#### Information shown
━━━

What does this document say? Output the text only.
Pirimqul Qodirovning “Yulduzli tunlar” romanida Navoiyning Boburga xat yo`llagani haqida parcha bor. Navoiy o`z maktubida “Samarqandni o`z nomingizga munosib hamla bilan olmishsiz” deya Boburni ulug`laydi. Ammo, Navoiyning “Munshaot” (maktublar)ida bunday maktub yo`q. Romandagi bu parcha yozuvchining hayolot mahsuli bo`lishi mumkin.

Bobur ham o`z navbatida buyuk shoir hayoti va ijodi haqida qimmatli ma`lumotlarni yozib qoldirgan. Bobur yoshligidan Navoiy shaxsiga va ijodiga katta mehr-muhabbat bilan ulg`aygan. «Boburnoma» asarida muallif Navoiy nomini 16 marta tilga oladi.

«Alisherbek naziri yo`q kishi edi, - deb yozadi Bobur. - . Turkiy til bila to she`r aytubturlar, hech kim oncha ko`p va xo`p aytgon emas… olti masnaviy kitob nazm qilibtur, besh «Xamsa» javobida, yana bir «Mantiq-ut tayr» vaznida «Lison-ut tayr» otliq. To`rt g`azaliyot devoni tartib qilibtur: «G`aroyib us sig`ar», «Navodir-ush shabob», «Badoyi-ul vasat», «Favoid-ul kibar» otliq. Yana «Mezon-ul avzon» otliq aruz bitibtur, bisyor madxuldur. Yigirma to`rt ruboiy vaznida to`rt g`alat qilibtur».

━━━

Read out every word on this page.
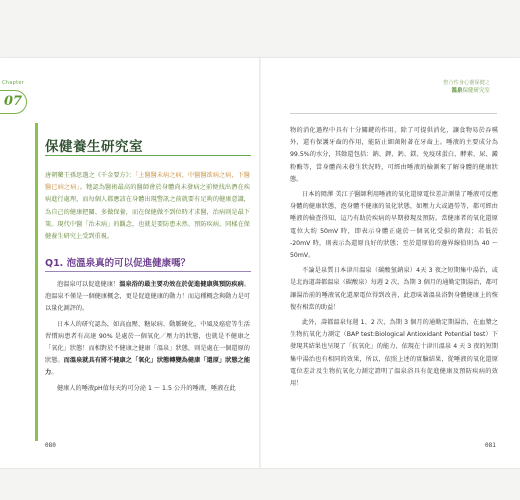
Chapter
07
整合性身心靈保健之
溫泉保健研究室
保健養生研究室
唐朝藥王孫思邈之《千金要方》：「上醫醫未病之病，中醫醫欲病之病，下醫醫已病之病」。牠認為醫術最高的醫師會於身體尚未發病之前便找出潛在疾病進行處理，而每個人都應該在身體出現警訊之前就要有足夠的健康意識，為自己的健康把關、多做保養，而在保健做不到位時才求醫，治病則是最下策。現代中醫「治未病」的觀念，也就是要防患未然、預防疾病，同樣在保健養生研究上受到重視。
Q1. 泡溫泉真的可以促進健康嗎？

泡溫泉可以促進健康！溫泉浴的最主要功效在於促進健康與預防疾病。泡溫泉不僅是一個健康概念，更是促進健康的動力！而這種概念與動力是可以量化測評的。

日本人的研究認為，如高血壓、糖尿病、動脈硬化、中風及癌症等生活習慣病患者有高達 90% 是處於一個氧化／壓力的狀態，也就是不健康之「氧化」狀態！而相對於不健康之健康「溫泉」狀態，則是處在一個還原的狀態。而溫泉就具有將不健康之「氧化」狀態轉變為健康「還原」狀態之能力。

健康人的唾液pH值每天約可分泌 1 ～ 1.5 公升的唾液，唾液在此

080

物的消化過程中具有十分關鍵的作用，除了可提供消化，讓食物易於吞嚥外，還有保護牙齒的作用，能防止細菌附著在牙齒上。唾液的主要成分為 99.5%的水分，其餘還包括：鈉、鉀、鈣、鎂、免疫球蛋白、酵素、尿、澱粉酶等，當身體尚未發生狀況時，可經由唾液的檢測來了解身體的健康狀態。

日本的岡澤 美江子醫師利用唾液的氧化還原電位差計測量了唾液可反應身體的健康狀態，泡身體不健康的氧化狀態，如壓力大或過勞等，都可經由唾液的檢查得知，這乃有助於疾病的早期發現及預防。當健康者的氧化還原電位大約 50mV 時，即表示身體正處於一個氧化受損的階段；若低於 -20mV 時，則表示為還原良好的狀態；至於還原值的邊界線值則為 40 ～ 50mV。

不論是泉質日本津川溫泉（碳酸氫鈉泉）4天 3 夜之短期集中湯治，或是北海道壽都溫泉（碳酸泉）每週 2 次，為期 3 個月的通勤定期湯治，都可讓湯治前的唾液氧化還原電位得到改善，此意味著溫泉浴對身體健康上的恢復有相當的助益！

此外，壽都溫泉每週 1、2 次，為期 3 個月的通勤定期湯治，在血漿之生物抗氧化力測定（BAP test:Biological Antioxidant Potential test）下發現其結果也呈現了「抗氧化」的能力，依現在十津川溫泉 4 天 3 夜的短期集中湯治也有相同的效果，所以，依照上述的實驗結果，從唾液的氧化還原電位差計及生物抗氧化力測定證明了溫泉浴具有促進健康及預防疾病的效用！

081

━━━

#### Problem to work on
Pull out every line of the records above that contains the word "haqida".

#### Result
Pirimqul Qodirovning “Yulduzli tunlar” romanida Navoiyning Boburga xat yo`llagani haqida parcha bor. Navoiy o`z maktubida “Samarqandni o`z nomingizga munosib hamla bilan olmishsiz” deya Boburni ulug`laydi. Ammo, Navoiyning “Munshaot” (maktublar)ida bunday maktub yo`q. Romandagi bu parcha yozuvchining hayolot mahsuli bo`lishi mumkin.
Bobur ham o`z navbatida buyuk shoir hayoti va ijodi haqida qimmatli ma`lumotlarni yozib qoldirgan. Bobur yoshligidan Navoiy shaxsiga va ijodiga katta mehr-muhabbat bilan ulg`aygan. «Boburnoma» asarida muallif Navoiy nomini 16 marta tilga oladi.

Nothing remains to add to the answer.